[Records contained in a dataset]
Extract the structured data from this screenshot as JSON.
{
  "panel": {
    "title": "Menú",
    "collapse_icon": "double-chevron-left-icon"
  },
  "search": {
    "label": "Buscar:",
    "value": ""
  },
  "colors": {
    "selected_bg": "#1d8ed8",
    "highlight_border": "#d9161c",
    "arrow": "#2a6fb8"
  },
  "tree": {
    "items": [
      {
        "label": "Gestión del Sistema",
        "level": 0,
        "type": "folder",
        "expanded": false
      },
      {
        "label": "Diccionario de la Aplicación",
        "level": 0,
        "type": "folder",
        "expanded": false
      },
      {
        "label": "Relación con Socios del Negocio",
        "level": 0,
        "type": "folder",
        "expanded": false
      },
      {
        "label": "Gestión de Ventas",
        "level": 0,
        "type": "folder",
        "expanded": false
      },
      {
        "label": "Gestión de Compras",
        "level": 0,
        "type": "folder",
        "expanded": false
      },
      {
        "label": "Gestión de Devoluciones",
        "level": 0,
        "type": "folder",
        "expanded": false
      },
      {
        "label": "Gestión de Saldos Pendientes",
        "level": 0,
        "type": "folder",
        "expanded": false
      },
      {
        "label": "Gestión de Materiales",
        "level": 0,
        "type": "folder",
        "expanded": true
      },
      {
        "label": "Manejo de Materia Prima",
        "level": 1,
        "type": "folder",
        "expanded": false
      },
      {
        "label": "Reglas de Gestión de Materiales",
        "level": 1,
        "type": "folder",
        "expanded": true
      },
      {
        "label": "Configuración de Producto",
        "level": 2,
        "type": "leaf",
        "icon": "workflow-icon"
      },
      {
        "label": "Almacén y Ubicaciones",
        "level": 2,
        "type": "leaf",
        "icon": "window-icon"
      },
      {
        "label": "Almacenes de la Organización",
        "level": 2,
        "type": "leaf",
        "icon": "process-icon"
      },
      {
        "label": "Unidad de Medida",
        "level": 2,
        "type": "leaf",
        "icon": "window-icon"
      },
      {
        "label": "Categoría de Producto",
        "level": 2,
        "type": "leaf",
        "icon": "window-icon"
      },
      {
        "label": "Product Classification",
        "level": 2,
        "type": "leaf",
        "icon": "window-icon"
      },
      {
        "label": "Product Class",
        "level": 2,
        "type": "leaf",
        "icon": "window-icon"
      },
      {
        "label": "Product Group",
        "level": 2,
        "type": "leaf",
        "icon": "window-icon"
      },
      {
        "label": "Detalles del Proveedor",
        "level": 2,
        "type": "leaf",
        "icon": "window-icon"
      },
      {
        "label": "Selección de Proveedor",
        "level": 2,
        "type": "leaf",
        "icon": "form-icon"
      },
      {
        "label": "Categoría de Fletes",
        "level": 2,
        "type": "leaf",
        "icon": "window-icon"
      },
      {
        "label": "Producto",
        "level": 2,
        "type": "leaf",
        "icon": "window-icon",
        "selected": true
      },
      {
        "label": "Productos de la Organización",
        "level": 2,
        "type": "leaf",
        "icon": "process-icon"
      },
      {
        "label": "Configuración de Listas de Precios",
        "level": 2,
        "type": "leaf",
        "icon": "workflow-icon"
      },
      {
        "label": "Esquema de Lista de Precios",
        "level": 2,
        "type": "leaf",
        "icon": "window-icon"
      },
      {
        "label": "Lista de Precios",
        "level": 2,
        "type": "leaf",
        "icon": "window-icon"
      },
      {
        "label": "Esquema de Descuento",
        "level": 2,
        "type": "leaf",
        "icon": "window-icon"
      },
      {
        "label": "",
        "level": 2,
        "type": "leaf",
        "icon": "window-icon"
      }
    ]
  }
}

## Set problem
Write out every line exactly as it stands.

## Reply
Extract the structured data from this screenshot as JSON.
{
  "panel": {
    "title": "Menú",
    "collapse_icon": "double-chevron-left-icon"
  },
  "search": {
    "label": "Buscar:",
    "value": ""
  },
  "colors": {
    "selected_bg": "#1d8ed8",
    "highlight_border": "#d9161c",
    "arrow": "#2a6fb8"
  },
  "tree": {
    "items": [
      {
        "label": "Gestión del Sistema",
        "level": 0,
        "type": "folder",
        "expanded": false
      },
      {
        "label": "Diccionario de la Aplicación",
        "level": 0,
        "type": "folder",
        "expanded": false
      },
      {
        "label": "Relación con Socios del Negocio",
        "level": 0,
        "type": "folder",
        "expanded": false
      },
      {
        "label": "Gestión de Ventas",
        "level": 0,
        "type": "folder",
        "expanded": false
      },
      {
        "label": "Gestión de Compras",
        "level": 0,
        "type": "folder",
        "expanded": false
      },
      {
        "label": "Gestión de Devoluciones",
        "level": 0,
        "type": "folder",
        "expanded": false
      },
      {
        "label": "Gestión de Saldos Pendientes",
        "level": 0,
        "type": "folder",
        "expanded": false
      },
      {
        "label": "Gestión de Materiales",
        "level": 0,
        "type": "folder",
        "expanded": true
      },
      {
        "label": "Manejo de Materia Prima",
        "level": 1,
        "type": "folder",
        "expanded": false
      },
      {
        "label": "Reglas de Gestión de Materiales",
        "level": 1,
        "type": "folder",
        "expanded": true
      },
      {
        "label": "Configuración de Producto",
        "level": 2,
        "type": "leaf",
        "icon": "workflow-icon"
      },
      {
        "label": "Almacén y Ubicaciones",
        "level": 2,
        "type": "leaf",
        "icon": "window-icon"
      },
      {
        "label": "Almacenes de la Organización",
        "level": 2,
        "type": "leaf",
        "icon": "process-icon"
      },
      {
        "label": "Unidad de Medida",
        "level": 2,
        "type": "leaf",
        "icon": "window-icon"
      },
      {
        "label": "Categoría de Producto",
        "level": 2,
        "type": "leaf",
        "icon": "window-icon"
      },
      {
        "label": "Product Classification",
        "level": 2,
        "type": "leaf",
        "icon": "window-icon"
      },
      {
        "label": "Product Class",
        "level": 2,
        "type": "leaf",
        "icon": "window-icon"
      },
      {
        "label": "Product Group",
        "level": 2,
        "type": "leaf",
        "icon": "window-icon"
      },
      {
        "label": "Detalles del Proveedor",
        "level": 2,
        "type": "leaf",
        "icon": "window-icon"
      },
      {
        "label": "Selección de Proveedor",
        "level": 2,
        "type": "leaf",
        "icon": "form-icon"
      },
      {
        "label": "Categoría de Fletes",
        "level": 2,
        "type": "leaf",
        "icon": "window-icon"
      },
      {
        "label": "Producto",
        "level": 2,
        "type": "leaf",
        "icon": "window-icon",
        "selected": true
      },
      {
        "label": "Productos de la Organización",
        "level": 2,
        "type": "leaf",
        "icon": "process-icon"
      },
      {
        "label": "Configuración de Listas de Precios",
        "level": 2,
        "type": "leaf",
        "icon": "workflow-icon"
      },
      {
        "label": "Esquema de Lista de Precios",
        "level": 2,
        "type": "leaf",
        "icon": "window-icon"
      },
      {
        "label": "Lista de Precios",
        "level": 2,
        "type": "leaf",
        "icon": "window-icon"
      },
      {
        "label": "Esquema de Descuento",
        "level": 2,
        "type": "leaf",
        "icon": "window-icon"
      },
      {
        "label": "",
        "level": 2,
        "type": "leaf",
        "icon": "window-icon"
      }
    ]
  }
}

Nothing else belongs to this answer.